What needs to be done: Render each line of the data below as one string in a JSON list, skipping any blank lines.

Extracted material:
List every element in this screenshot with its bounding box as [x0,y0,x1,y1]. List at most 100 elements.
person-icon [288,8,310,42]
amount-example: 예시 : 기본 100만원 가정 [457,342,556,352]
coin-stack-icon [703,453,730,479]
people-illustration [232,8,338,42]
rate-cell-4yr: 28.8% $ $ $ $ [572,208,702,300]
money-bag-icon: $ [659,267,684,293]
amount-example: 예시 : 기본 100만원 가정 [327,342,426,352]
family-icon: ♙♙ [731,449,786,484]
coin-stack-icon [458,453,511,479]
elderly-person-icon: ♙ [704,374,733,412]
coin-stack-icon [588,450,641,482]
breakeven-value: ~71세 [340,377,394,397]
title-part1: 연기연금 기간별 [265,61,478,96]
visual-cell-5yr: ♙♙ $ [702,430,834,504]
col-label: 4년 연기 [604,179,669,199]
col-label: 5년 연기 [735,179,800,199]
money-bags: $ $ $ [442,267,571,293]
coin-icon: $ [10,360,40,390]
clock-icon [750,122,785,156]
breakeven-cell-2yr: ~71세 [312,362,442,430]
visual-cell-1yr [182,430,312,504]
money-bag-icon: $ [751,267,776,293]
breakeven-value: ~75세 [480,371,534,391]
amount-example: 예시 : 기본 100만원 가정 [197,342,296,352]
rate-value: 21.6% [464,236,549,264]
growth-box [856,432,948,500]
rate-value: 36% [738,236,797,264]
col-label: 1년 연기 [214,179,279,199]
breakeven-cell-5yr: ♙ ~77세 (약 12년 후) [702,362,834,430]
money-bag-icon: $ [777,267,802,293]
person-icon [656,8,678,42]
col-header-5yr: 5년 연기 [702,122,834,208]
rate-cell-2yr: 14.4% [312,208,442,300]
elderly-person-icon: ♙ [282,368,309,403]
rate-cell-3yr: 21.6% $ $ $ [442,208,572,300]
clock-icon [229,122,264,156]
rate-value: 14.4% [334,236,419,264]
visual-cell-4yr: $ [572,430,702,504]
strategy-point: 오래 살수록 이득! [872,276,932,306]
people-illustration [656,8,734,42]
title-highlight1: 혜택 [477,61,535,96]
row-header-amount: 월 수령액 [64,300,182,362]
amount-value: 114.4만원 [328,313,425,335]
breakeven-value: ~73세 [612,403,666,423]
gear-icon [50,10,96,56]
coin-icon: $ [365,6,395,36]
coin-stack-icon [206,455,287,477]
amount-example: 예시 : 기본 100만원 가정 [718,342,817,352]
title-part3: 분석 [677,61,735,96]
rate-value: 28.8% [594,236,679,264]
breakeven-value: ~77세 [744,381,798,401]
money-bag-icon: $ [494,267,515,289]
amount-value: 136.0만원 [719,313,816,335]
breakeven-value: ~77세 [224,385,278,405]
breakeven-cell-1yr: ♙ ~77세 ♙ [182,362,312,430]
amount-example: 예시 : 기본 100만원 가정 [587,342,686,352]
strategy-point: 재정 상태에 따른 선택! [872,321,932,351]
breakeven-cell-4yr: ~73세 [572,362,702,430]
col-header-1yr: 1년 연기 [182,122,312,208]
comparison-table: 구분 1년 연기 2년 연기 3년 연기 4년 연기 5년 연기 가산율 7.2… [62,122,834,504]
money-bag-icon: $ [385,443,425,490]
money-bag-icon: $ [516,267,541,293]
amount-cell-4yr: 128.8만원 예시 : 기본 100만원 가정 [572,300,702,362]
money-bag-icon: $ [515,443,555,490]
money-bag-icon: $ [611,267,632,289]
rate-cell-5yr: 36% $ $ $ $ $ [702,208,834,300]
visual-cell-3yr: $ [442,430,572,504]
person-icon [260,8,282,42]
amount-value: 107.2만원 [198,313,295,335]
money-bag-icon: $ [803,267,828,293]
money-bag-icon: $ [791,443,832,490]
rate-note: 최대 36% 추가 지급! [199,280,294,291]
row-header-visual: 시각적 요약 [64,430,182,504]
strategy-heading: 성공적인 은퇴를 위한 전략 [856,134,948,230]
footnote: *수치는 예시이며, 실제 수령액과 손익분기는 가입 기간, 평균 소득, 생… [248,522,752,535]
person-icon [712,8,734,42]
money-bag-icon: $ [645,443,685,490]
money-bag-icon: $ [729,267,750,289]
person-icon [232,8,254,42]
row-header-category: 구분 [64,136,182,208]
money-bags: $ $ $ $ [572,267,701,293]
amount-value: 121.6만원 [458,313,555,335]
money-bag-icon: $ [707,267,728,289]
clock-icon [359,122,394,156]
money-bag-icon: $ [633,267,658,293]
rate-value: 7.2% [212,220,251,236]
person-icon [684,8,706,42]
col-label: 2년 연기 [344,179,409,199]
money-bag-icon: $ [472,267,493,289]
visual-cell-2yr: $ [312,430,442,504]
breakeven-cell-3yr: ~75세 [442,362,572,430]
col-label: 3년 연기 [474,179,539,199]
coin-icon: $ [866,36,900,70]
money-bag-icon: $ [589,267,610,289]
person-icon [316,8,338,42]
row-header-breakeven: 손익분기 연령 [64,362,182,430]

Task solution:
[
  "List every element in this screenshot with its bounding box as [x0,y0,x1,y1]. List at most 100 elements.",
  "person-icon [288,8,310,42]",
  "amount-example: 예시 : 기본 100만원 가정 [457,342,556,352]",
  "coin-stack-icon [703,453,730,479]",
  "people-illustration [232,8,338,42]",
  "rate-cell-4yr: 28.8% $ $ $ $ [572,208,702,300]",
  "money-bag-icon: $ [659,267,684,293]",
  "amount-example: 예시 : 기본 100만원 가정 [327,342,426,352]",
  "family-icon: ♙♙ [731,449,786,484]",
  "coin-stack-icon [458,453,511,479]",
  "elderly-person-icon: ♙ [704,374,733,412]",
  "coin-stack-icon [588,450,641,482]",
  "breakeven-value: ~71세 [340,377,394,397]",
  "title-part1: 연기연금 기간별 [265,61,478,96]",
  "visual-cell-5yr: ♙♙ $ [702,430,834,504]",
  "col-label: 4년 연기 [604,179,669,199]",
  "col-label: 5년 연기 [735,179,800,199]",
  "money-bags: $ $ $ [442,267,571,293]",
  "coin-icon: $ [10,360,40,390]",
  "clock-icon [750,122,785,156]",
  "breakeven-cell-2yr: ~71세 [312,362,442,430]",
  "visual-cell-1yr [182,430,312,504]",
  "money-bag-icon: $ [751,267,776,293]",
  "breakeven-value: ~75세 [480,371,534,391]",
  "amount-example: 예시 : 기본 100만원 가정 [197,342,296,352]",
  "rate-value: 21.6% [464,236,549,264]",
  "growth-box [856,432,948,500]",
  "rate-value: 36% [738,236,797,264]",
  "col-label: 1년 연기 [214,179,279,199]",
  "breakeven-cell-5yr: ♙ ~77세 (약 12년 후) [702,362,834,430]",
  "money-bag-icon: $ [777,267,802,293]",
  "person-icon [656,8,678,42]",
  "col-header-5yr: 5년 연기 [702,122,834,208]",
  "rate-cell-2yr: 14.4% [312,208,442,300]",
  "elderly-person-icon: ♙ [282,368,309,403]",
  "rate-cell-3yr: 21.6% $ $ $ [442,208,572,300]",
  "clock-icon [229,122,264,156]",
  "rate-value: 14.4% [334,236,419,264]",
  "visual-cell-4yr: $ [572,430,702,504]",
  "strategy-point: 오래 살수록 이득! [872,276,932,306]",
  "people-illustration [656,8,734,42]",
  "title-highlight1: 혜택 [477,61,535,96]",
  "row-header-amount: 월 수령액 [64,300,182,362]",
  "amount-value: 114.4만원 [328,313,425,335]",
  "breakeven-value: ~73세 [612,403,666,423]",
  "gear-icon [50,10,96,56]",
  "coin-icon: $ [365,6,395,36]",
  "coin-stack-icon [206,455,287,477]",
  "amount-example: 예시 : 기본 100만원 가정 [718,342,817,352]",
  "title-part3: 분석 [677,61,735,96]",
  "rate-value: 28.8% [594,236,679,264]",
  "breakeven-value: ~77세 [744,381,798,401]",
  "money-bag-icon: $ [494,267,515,289]",
  "amount-value: 136.0만원 [719,313,816,335]",
  "breakeven-value: ~77세 [224,385,278,405]",
  "breakeven-cell-1yr: ♙ ~77세 ♙ [182,362,312,430]",
  "amount-example: 예시 : 기본 100만원 가정 [587,342,686,352]",
  "strategy-point: 재정 상태에 따른 선택! [872,321,932,351]",
  "breakeven-cell-4yr: ~73세 [572,362,702,430]",
  "col-header-1yr: 1년 연기 [182,122,312,208]",
  "comparison-table: 구분 1년 연기 2년 연기 3년 연기 4년 연기 5년 연기 가산율 7.2… [62,122,834,504]",
  "money-bag-icon: $ [385,443,425,490]",
  "money-bag-icon: $ [516,267,541,293]",
  "amount-cell-4yr: 128.8만원 예시 : 기본 100만원 가정 [572,300,702,362]",
  "money-bag-icon: $ [515,443,555,490]",
  "money-bag-icon: $ [611,267,632,289]",
  "rate-cell-5yr: 36% $ $ $ $ $ [702,208,834,300]",
  "visual-cell-3yr: $ [442,430,572,504]",
  "person-icon [260,8,282,42]",
  "amount-value: 107.2만원 [198,313,295,335]",
  "money-bag-icon: $ [803,267,828,293]",
  "money-bag-icon: $ [791,443,832,490]",
  "rate-note: 최대 36% 추가 지급! [199,280,294,291]",
  "row-header-visual: 시각적 요약 [64,430,182,504]",
  "strategy-heading: 성공적인 은퇴를 위한 전략 [856,134,948,230]",
  "footnote: *수치는 예시이며, 실제 수령액과 손익분기는 가입 기간, 평균 소득, 생… [248,522,752,535]",
  "person-icon [712,8,734,42]",
  "money-bag-icon: $ [645,443,685,490]",
  "money-bag-icon: $ [729,267,750,289]",
  "person-icon [232,8,254,42]",
  "row-header-category: 구분 [64,136,182,208]",
  "money-bags: $ $ $ $ [572,267,701,293]",
  "amount-value: 121.6만원 [458,313,555,335]",
  "money-bag-icon: $ [707,267,728,289]",
  "clock-icon [359,122,394,156]",
  "money-bag-icon: $ [633,267,658,293]",
  "rate-value: 7.2% [212,220,251,236]",
  "person-icon [684,8,706,42]",
  "col-label: 2년 연기 [344,179,409,199]",
  "money-bag-icon: $ [472,267,493,289]",
  "visual-cell-2yr: $ [312,430,442,504]",
  "breakeven-cell-3yr: ~75세 [442,362,572,430]",
  "col-label: 3년 연기 [474,179,539,199]",
  "coin-icon: $ [866,36,900,70]",
  "money-bag-icon: $ [589,267,610,289]",
  "person-icon [316,8,338,42]",
  "row-header-breakeven: 손익분기 연령 [64,362,182,430]"
]